Transcribe the material exactly. Images do not belong in the copy.

+-------+

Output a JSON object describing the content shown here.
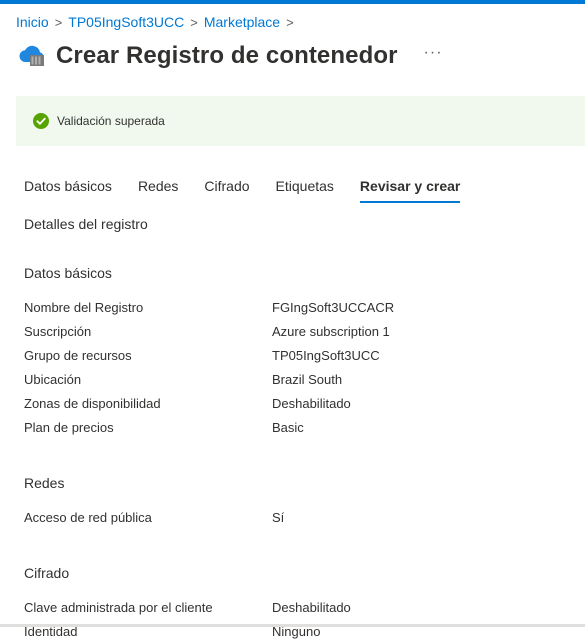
{
  "breadcrumb": {
    "items": [
      "Inicio",
      "TP05IngSoft3UCC",
      "Marketplace"
    ],
    "separator": ">"
  },
  "header": {
    "title": "Crear Registro de contenedor",
    "more": "···",
    "icon": "container-registry-icon"
  },
  "banner": {
    "icon": "check-circle-icon",
    "message": "Validación superada",
    "color": "#57a300"
  },
  "tabs": [
    {
      "label": "Datos básicos",
      "active": false
    },
    {
      "label": "Redes",
      "active": false
    },
    {
      "label": "Cifrado",
      "active": false
    },
    {
      "label": "Etiquetas",
      "active": false
    },
    {
      "label": "Revisar y crear",
      "active": true
    }
  ],
  "details": {
    "heading": "Detalles del registro",
    "basics": {
      "heading": "Datos básicos",
      "rows": [
        {
          "label": "Nombre del Registro",
          "value": "FGIngSoft3UCCACR"
        },
        {
          "label": "Suscripción",
          "value": "Azure subscription 1"
        },
        {
          "label": "Grupo de recursos",
          "value": "TP05IngSoft3UCC"
        },
        {
          "label": "Ubicación",
          "value": "Brazil South"
        },
        {
          "label": "Zonas de disponibilidad",
          "value": "Deshabilitado"
        },
        {
          "label": "Plan de precios",
          "value": "Basic"
        }
      ]
    },
    "networking": {
      "heading": "Redes",
      "rows": [
        {
          "label": "Acceso de red pública",
          "value": "Sí"
        }
      ]
    },
    "encryption": {
      "heading": "Cifrado",
      "rows": [
        {
          "label": "Clave administrada por el cliente",
          "value": "Deshabilitado"
        },
        {
          "label": "Identidad",
          "value": "Ninguno"
        }
      ]
    }
  },
  "colors": {
    "accent": "#0078d4",
    "banner_bg": "#f1f9ee"
  }
}
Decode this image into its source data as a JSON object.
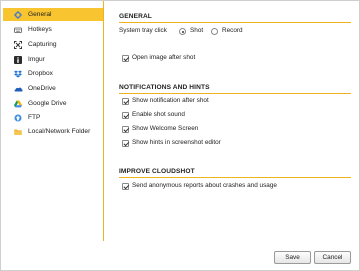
{
  "sidebar": {
    "items": [
      {
        "label": "General",
        "icon": "settings-icon",
        "active": true
      },
      {
        "label": "Hotkeys",
        "icon": "keyboard-icon",
        "active": false
      },
      {
        "label": "Capturing",
        "icon": "crop-icon",
        "active": false
      },
      {
        "label": "Imgur",
        "icon": "imgur-icon",
        "active": false
      },
      {
        "label": "Dropbox",
        "icon": "dropbox-icon",
        "active": false
      },
      {
        "label": "OneDrive",
        "icon": "onedrive-icon",
        "active": false
      },
      {
        "label": "Google Drive",
        "icon": "google-drive-icon",
        "active": false
      },
      {
        "label": "FTP",
        "icon": "ftp-icon",
        "active": false
      },
      {
        "label": "Local/Network Folder",
        "icon": "folder-icon",
        "active": false
      }
    ]
  },
  "general": {
    "title": "GENERAL",
    "tray_label": "System tray click",
    "tray_options": [
      {
        "label": "Shot",
        "selected": true
      },
      {
        "label": "Record",
        "selected": false
      }
    ],
    "open_after_shot": {
      "label": "Open image after shot",
      "checked": true
    }
  },
  "notifications": {
    "title": "NOTIFICATIONS AND HINTS",
    "options": [
      {
        "label": "Show notification after shot",
        "checked": true
      },
      {
        "label": "Enable shot sound",
        "checked": true
      },
      {
        "label": "Show Welcome Screen",
        "checked": true
      },
      {
        "label": "Show hints in screenshot editor",
        "checked": true
      }
    ]
  },
  "improve": {
    "title": "IMPROVE CLOUDSHOT",
    "options": [
      {
        "label": "Send anonymous reports about crashes and usage",
        "checked": true
      }
    ]
  },
  "footer": {
    "save_label": "Save",
    "cancel_label": "Cancel"
  },
  "colors": {
    "accent": "#f8c531",
    "rule": "#f0b320"
  }
}
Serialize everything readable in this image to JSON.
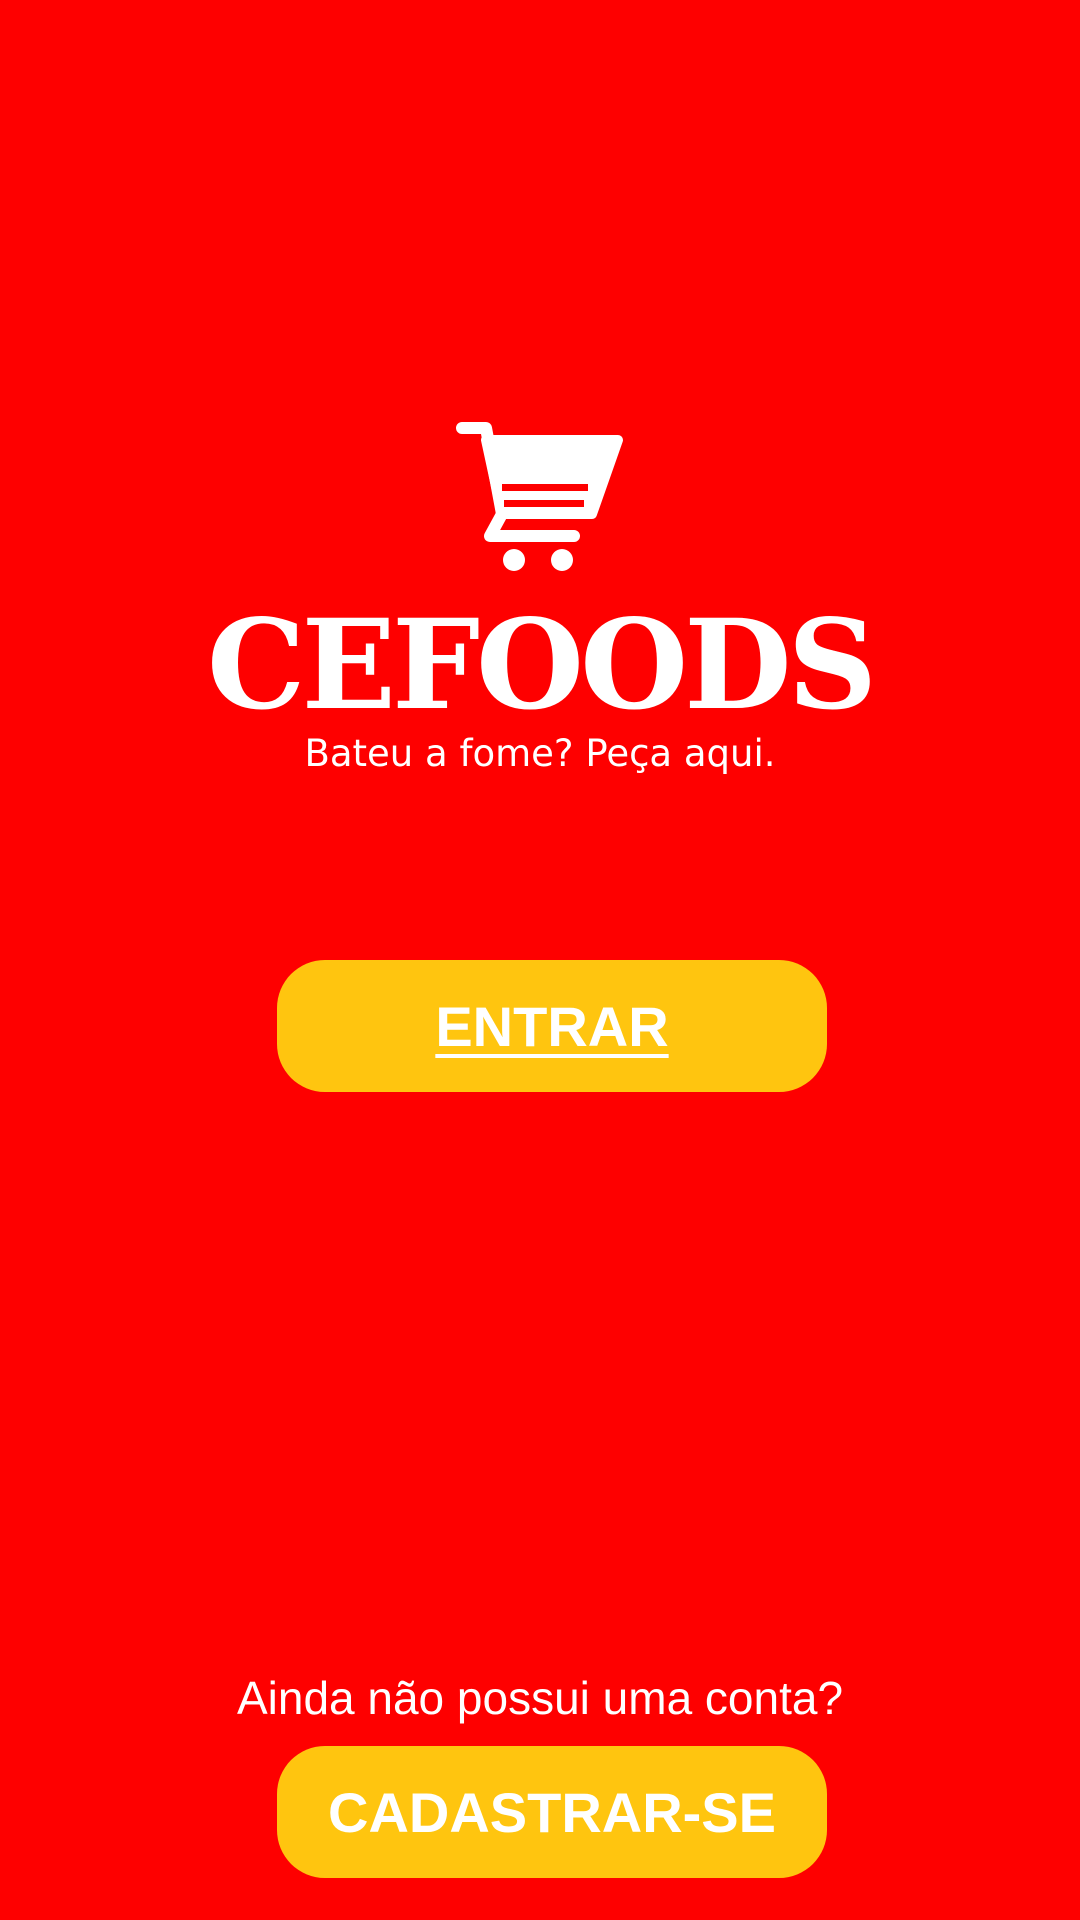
{
  "brand": {
    "name": "CEFOODS",
    "tagline": "Bateu a fome? Peça aqui.",
    "logo_icon": "shopping-cart-icon"
  },
  "actions": {
    "login_label": "ENTRAR",
    "signup_prompt": "Ainda não possui uma conta?",
    "signup_label": "CADASTRAR-SE"
  },
  "colors": {
    "background": "#fe0000",
    "button": "#ffc50f",
    "text": "#ffffff"
  }
}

+-------+

* OUTPUT OF THE EXERCISE:
Output a JSON object describing the content shown here.
{
  "breadcrumb": {
    "items": [
      "Inicio",
      "TP05IngSoft3UCC",
      "Marketplace"
    ],
    "separator": ">"
  },
  "header": {
    "title": "Crear Registro de contenedor",
    "more": "···",
    "icon": "container-registry-icon"
  },
  "banner": {
    "icon": "check-circle-icon",
    "message": "Validación superada",
    "color": "#57a300"
  },
  "tabs": [
    {
      "label": "Datos básicos",
      "active": false
    },
    {
      "label": "Redes",
      "active": false
    },
    {
      "label": "Cifrado",
      "active": false
    },
    {
      "label": "Etiquetas",
      "active": false
    },
    {
      "label": "Revisar y crear",
      "active": true
    }
  ],
  "details": {
    "heading": "Detalles del registro",
    "basics": {
      "heading": "Datos básicos",
      "rows": [
        {
          "label": "Nombre del Registro",
          "value": "FGIngSoft3UCCACR"
        },
        {
          "label": "Suscripción",
          "value": "Azure subscription 1"
        },
        {
          "label": "Grupo de recursos",
          "value": "TP05IngSoft3UCC"
        },
        {
          "label": "Ubicación",
          "value": "Brazil South"
        },
        {
          "label": "Zonas de disponibilidad",
          "value": "Deshabilitado"
        },
        {
          "label": "Plan de precios",
          "value": "Basic"
        }
      ]
    },
    "networking": {
      "heading": "Redes",
      "rows": [
        {
          "label": "Acceso de red pública",
          "value": "Sí"
        }
      ]
    },
    "encryption": {
      "heading": "Cifrado",
      "rows": [
        {
          "label": "Clave administrada por el cliente",
          "value": "Deshabilitado"
        },
        {
          "label": "Identidad",
          "value": "Ninguno"
        }
      ]
    }
  },
  "colors": {
    "accent": "#0078d4",
    "banner_bg": "#f1f9ee"
  }
}
Decode this image into its source data as a JSON object.
{
  "sidebar": {
    "items": [
      {
        "label": "General",
        "icon": "settings-icon",
        "active": true
      },
      {
        "label": "Hotkeys",
        "icon": "keyboard-icon",
        "active": false
      },
      {
        "label": "Capturing",
        "icon": "crop-icon",
        "active": false
      },
      {
        "label": "Imgur",
        "icon": "imgur-icon",
        "active": false
      },
      {
        "label": "Dropbox",
        "icon": "dropbox-icon",
        "active": false
      },
      {
        "label": "OneDrive",
        "icon": "onedrive-icon",
        "active": false
      },
      {
        "label": "Google Drive",
        "icon": "google-drive-icon",
        "active": false
      },
      {
        "label": "FTP",
        "icon": "ftp-icon",
        "active": false
      },
      {
        "label": "Local/Network Folder",
        "icon": "folder-icon",
        "active": false
      }
    ]
  },
  "general": {
    "title": "GENERAL",
    "tray_label": "System tray click",
    "tray_options": [
      {
        "label": "Shot",
        "selected": true
      },
      {
        "label": "Record",
        "selected": false
      }
    ],
    "open_after_shot": {
      "label": "Open image after shot",
      "checked": true
    }
  },
  "notifications": {
    "title": "NOTIFICATIONS AND HINTS",
    "options": [
      {
        "label": "Show notification after shot",
        "checked": true
      },
      {
        "label": "Enable shot sound",
        "checked": true
      },
      {
        "label": "Show Welcome Screen",
        "checked": true
      },
      {
        "label": "Show hints in screenshot editor",
        "checked": true
      }
    ]
  },
  "improve": {
    "title": "IMPROVE CLOUDSHOT",
    "options": [
      {
        "label": "Send anonymous reports about crashes and usage",
        "checked": true
      }
    ]
  },
  "footer": {
    "save_label": "Save",
    "cancel_label": "Cancel"
  },
  "colors": {
    "accent": "#f8c531",
    "rule": "#f0b320"
  }
}
Serialize everything readable in this image to JSON.
{
  "brand": {
    "name": "CEFOODS",
    "tagline": "Bateu a fome? Peça aqui.",
    "logo_icon": "shopping-cart-icon"
  },
  "actions": {
    "login_label": "ENTRAR",
    "signup_prompt": "Ainda não possui uma conta?",
    "signup_label": "CADASTRAR-SE"
  },
  "colors": {
    "background": "#fe0000",
    "button": "#ffc50f",
    "text": "#ffffff"
  }
}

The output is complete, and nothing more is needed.